TASK TO COMPLETE: Pull every line containing "Alberghieri" out of the material below.

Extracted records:

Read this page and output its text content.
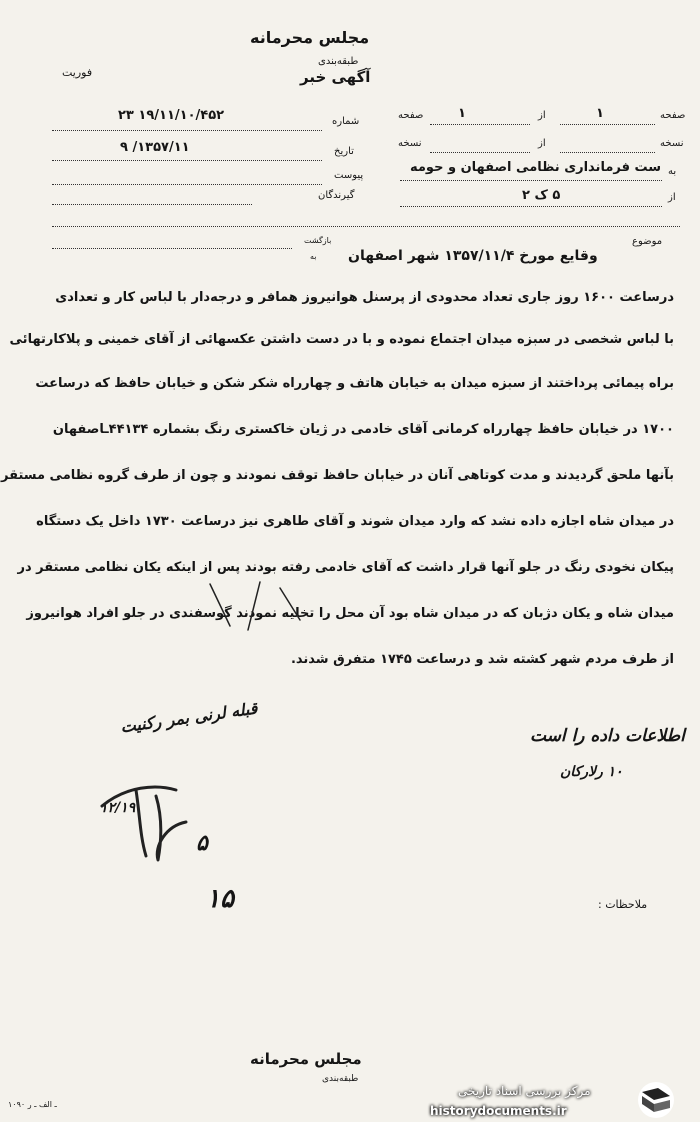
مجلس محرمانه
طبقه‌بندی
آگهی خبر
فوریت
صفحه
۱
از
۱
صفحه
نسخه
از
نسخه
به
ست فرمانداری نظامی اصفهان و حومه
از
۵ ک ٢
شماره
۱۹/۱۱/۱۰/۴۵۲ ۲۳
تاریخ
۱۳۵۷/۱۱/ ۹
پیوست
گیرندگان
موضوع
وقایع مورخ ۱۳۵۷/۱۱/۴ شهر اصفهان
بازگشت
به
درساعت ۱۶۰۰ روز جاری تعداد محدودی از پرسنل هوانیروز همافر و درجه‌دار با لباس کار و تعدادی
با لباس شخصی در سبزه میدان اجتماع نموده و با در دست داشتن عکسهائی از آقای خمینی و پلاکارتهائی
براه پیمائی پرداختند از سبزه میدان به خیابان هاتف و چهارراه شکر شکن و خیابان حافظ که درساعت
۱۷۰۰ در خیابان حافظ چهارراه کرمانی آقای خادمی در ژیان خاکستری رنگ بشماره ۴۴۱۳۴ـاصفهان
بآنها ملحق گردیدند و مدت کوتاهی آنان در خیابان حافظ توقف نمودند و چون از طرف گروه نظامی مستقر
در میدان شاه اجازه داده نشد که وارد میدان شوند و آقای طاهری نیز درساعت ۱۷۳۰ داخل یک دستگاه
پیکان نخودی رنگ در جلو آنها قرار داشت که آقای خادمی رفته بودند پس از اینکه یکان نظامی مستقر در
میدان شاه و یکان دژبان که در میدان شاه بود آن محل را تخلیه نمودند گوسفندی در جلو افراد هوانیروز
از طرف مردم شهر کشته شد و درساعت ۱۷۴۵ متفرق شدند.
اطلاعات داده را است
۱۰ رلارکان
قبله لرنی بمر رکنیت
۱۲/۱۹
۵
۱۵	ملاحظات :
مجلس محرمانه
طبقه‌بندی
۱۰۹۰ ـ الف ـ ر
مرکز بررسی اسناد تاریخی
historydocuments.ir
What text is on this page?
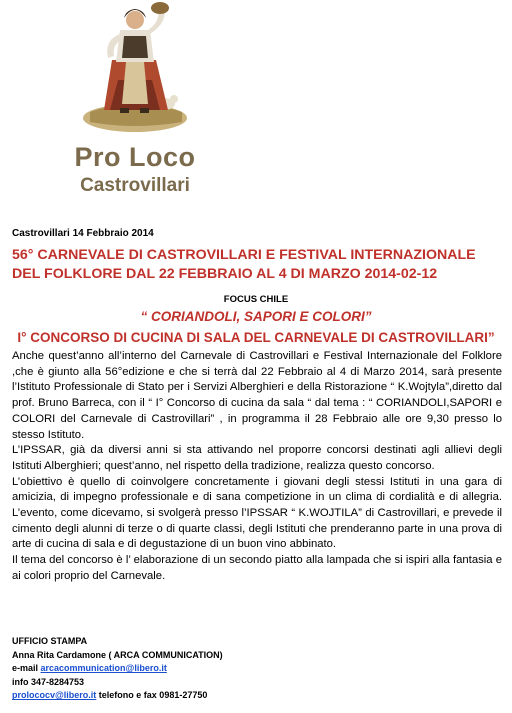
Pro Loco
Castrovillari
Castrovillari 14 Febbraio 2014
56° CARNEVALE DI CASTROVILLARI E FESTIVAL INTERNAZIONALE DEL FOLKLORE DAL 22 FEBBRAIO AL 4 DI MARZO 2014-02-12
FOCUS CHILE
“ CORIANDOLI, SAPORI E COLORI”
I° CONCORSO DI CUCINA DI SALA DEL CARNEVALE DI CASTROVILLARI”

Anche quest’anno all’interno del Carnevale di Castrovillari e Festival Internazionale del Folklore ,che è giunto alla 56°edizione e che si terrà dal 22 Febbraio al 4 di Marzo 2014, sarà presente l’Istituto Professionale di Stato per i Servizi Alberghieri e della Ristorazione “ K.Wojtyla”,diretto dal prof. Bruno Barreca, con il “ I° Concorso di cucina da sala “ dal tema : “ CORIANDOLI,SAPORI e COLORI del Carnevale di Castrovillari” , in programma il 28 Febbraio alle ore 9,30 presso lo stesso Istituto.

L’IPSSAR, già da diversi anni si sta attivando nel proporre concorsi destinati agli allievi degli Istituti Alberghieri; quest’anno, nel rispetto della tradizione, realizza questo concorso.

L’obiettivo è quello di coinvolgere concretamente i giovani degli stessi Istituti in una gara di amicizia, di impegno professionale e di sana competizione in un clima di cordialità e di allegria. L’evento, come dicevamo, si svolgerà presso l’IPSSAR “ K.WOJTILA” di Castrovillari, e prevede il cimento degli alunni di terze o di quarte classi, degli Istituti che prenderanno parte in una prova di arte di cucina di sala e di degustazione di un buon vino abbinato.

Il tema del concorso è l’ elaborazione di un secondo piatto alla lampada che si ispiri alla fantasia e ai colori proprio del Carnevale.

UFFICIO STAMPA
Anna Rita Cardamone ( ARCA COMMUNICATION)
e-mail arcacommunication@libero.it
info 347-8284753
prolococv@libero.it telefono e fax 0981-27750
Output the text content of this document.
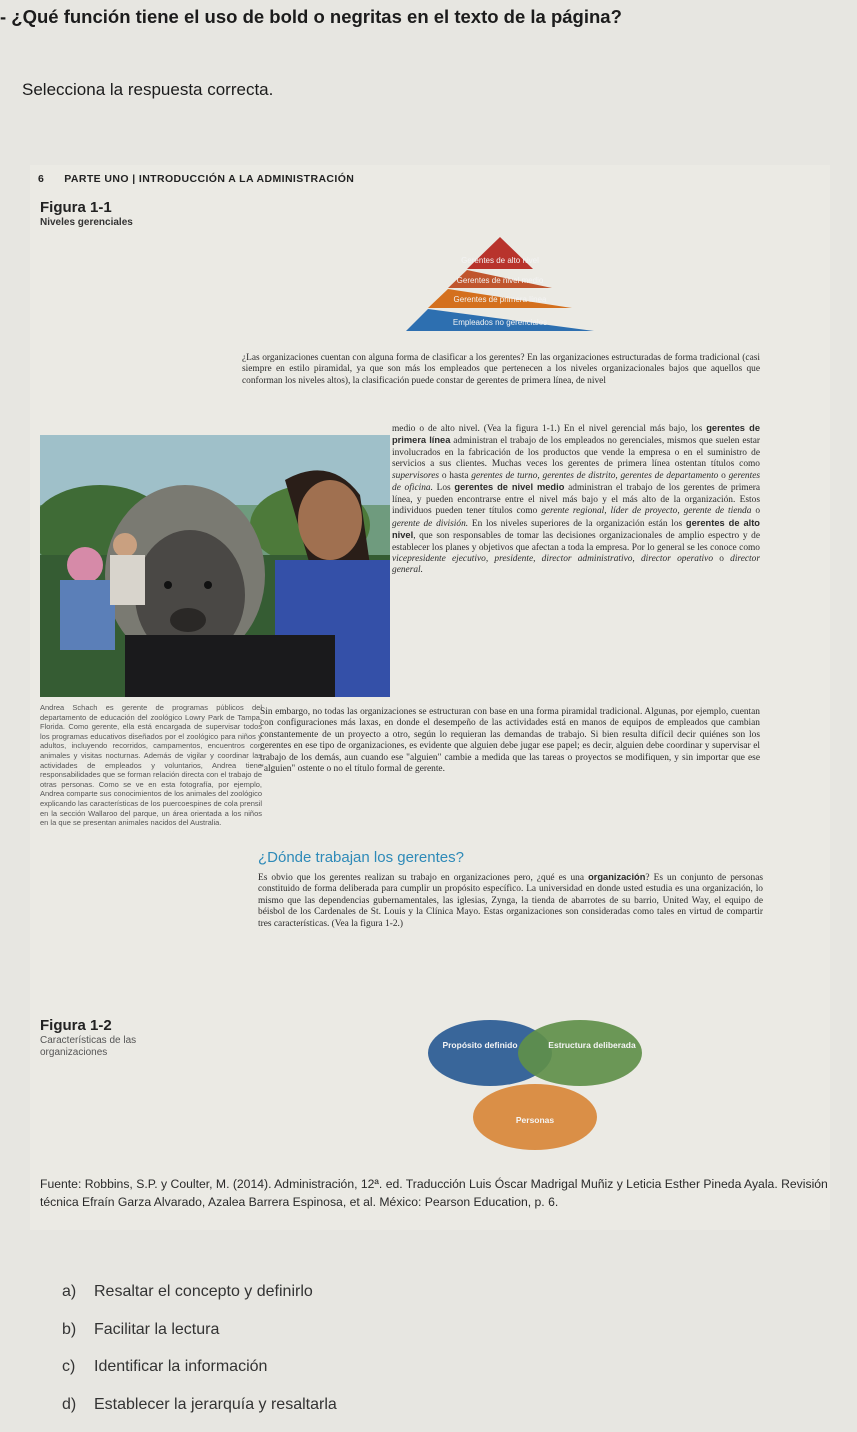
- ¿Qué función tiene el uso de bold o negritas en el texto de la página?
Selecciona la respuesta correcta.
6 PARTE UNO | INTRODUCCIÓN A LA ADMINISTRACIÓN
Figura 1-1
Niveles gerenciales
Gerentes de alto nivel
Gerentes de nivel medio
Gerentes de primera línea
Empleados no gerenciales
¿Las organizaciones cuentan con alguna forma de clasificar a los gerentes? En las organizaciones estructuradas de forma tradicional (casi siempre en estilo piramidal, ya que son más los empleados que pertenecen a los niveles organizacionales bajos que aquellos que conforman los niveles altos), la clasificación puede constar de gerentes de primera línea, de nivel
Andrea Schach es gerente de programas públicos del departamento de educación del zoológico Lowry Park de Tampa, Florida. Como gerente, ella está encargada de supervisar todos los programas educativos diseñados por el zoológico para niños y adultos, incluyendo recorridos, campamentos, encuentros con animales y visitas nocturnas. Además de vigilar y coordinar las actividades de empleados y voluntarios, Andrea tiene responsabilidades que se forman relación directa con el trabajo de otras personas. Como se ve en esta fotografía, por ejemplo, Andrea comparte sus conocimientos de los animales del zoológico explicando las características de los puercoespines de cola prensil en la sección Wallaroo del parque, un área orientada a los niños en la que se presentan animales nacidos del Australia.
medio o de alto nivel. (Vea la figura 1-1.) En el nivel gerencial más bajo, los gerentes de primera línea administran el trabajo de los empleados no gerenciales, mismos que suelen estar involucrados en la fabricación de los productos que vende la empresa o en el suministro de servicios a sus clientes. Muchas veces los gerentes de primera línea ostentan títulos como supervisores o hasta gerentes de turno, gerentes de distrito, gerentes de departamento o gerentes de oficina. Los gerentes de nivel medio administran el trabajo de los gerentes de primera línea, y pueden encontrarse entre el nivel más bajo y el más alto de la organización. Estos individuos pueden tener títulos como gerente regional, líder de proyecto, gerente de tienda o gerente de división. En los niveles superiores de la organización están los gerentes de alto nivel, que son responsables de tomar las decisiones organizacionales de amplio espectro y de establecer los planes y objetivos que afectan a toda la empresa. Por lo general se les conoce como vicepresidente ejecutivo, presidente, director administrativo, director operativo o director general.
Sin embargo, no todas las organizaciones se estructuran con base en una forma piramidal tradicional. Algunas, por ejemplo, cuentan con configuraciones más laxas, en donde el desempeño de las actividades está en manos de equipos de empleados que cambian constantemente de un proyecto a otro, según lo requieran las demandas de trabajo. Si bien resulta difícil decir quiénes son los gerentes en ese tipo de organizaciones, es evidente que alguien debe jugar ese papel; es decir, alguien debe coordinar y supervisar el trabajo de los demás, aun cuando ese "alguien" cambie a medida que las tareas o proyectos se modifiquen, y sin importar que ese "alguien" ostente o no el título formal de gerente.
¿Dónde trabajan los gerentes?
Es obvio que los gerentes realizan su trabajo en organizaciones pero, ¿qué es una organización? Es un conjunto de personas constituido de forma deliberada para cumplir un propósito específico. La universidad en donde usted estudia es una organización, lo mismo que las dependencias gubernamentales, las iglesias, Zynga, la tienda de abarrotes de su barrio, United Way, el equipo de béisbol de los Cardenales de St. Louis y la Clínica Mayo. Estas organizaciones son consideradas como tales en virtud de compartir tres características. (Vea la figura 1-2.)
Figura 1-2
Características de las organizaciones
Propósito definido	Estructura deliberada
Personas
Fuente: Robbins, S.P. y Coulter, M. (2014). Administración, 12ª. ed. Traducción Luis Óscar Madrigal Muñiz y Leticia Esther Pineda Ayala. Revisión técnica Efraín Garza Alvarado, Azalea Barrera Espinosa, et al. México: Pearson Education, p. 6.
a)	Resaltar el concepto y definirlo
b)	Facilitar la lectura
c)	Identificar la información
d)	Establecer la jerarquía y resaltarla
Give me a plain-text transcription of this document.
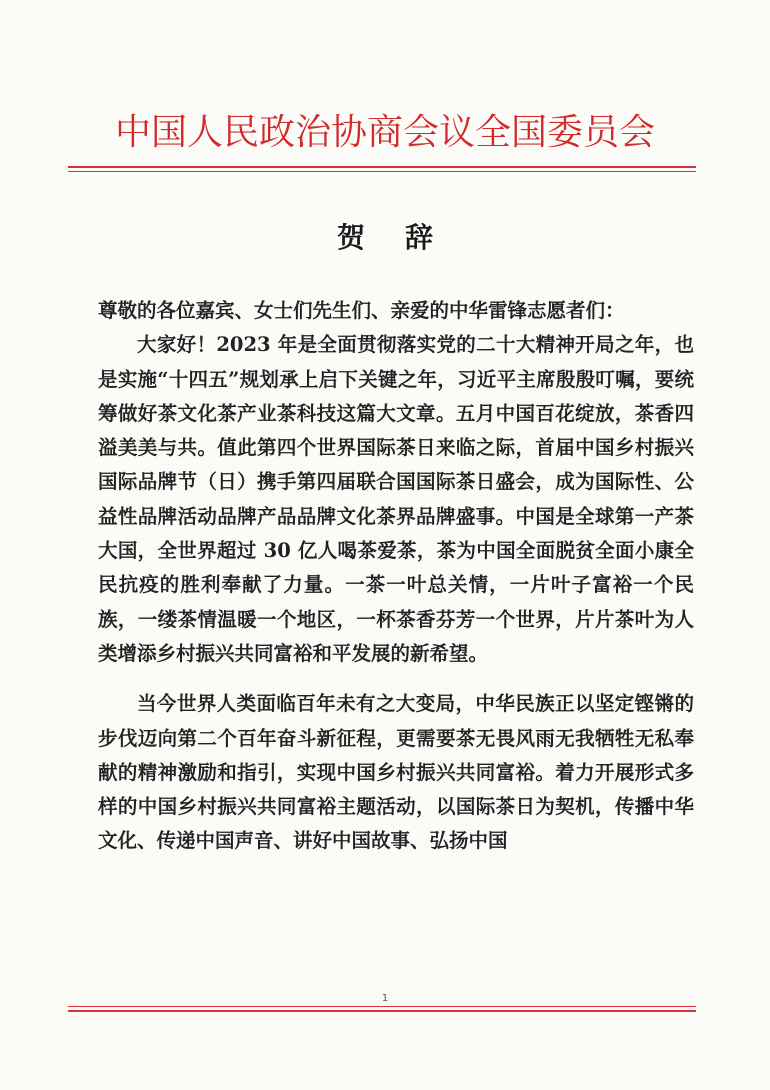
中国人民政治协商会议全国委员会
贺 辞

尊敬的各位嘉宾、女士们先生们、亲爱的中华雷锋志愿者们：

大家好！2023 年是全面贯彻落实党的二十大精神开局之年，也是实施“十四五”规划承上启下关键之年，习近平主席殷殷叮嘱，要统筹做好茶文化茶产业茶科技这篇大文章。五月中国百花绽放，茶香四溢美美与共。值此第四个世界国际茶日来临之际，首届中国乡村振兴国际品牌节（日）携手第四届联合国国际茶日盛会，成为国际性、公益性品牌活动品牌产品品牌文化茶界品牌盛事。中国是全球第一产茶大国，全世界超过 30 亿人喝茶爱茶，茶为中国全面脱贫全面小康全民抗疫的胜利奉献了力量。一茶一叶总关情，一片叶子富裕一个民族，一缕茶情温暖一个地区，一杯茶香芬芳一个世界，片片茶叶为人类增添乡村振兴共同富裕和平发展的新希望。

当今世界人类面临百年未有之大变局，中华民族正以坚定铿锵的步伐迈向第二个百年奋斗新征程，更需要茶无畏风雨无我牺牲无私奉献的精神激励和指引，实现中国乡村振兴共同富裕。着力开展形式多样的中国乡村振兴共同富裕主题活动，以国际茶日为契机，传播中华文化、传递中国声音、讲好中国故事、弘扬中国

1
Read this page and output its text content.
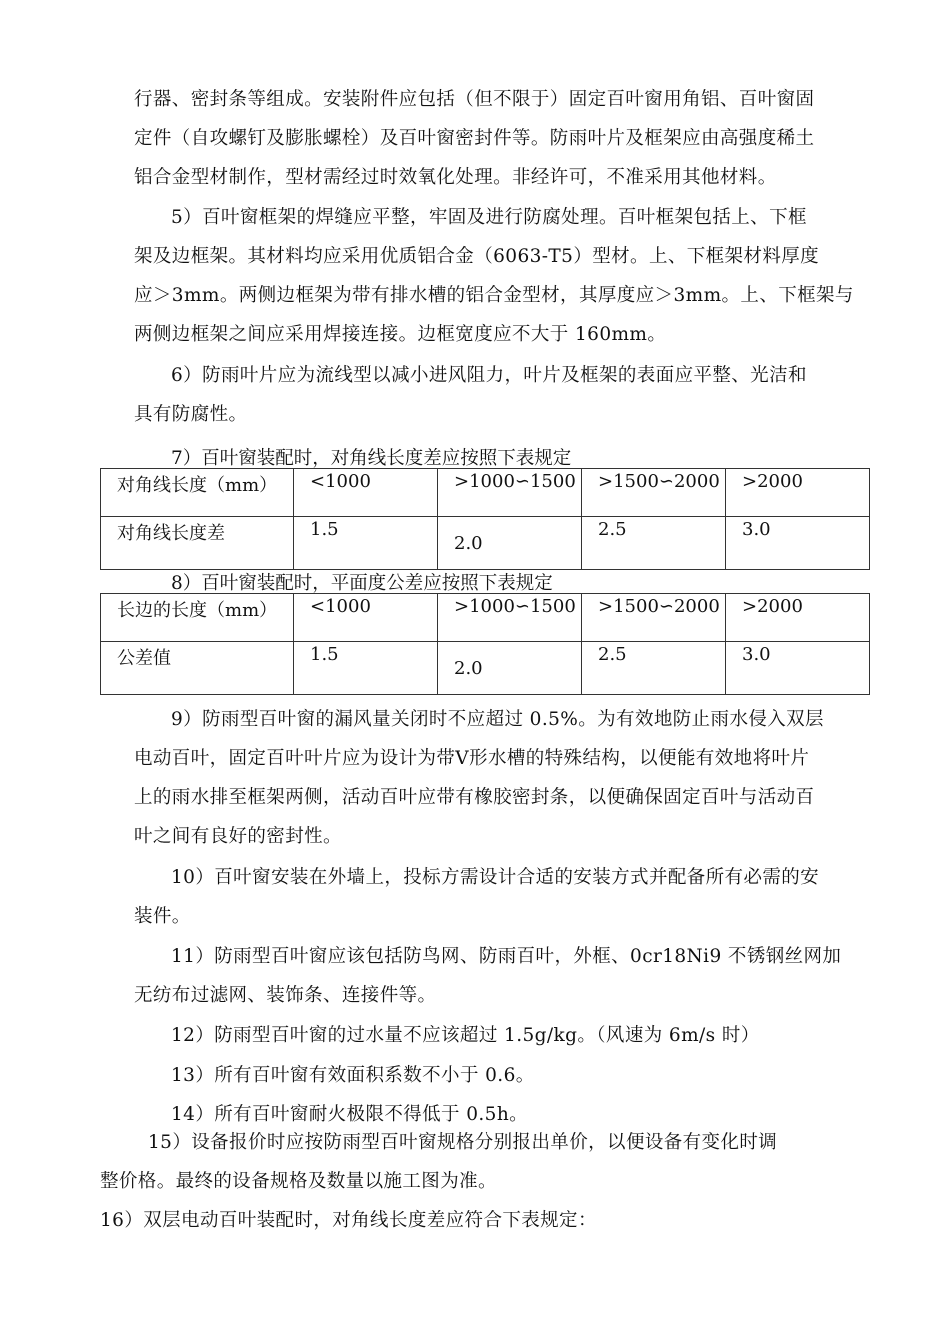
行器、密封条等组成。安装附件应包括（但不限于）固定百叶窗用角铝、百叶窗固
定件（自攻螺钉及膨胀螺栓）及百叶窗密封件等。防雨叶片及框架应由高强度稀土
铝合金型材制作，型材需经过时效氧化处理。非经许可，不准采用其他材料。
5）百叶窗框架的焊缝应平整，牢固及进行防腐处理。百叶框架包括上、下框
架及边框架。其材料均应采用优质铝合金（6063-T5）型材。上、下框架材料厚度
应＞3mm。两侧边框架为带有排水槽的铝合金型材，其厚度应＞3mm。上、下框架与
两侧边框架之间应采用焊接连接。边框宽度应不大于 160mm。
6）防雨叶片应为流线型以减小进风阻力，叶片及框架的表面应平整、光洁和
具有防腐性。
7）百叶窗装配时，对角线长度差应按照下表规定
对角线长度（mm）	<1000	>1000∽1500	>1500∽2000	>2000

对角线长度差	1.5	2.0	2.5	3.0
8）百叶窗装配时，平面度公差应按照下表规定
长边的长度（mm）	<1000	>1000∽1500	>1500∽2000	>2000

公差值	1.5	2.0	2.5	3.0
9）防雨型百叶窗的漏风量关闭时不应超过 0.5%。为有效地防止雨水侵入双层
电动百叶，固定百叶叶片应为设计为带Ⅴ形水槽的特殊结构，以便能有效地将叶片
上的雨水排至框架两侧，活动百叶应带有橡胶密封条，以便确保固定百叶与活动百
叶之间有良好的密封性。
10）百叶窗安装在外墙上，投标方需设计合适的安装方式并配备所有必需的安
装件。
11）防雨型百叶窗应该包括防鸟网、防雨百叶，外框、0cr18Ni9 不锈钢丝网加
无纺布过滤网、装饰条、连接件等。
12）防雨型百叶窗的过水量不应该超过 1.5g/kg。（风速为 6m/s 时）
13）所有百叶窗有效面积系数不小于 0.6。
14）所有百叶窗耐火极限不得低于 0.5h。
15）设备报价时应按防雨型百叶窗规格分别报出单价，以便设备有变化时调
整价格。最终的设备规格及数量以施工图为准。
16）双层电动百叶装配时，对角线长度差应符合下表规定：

EXERCISE SOLUTION:
Anche quest’anno all’interno del Carnevale di Castrovillari e Festival Internazionale del Folklore ,che è giunto alla 56°edizione e che si terrà dal 22 Febbraio al 4 di Marzo 2014, sarà presente l’Istituto Professionale di Stato per i Servizi Alberghieri e della Ristorazione “ K.Wojtyla”,diretto dal prof. Bruno Barreca, con il “ I° Concorso di cucina da sala “ dal tema : “ CORIANDOLI,SAPORI e COLORI del Carnevale di Castrovillari” , in programma il 28 Febbraio alle ore 9,30 presso lo stesso Istituto.
L’IPSSAR, già da diversi anni si sta attivando nel proporre concorsi destinati agli allievi degli Istituti Alberghieri; quest’anno, nel rispetto della tradizione, realizza questo concorso.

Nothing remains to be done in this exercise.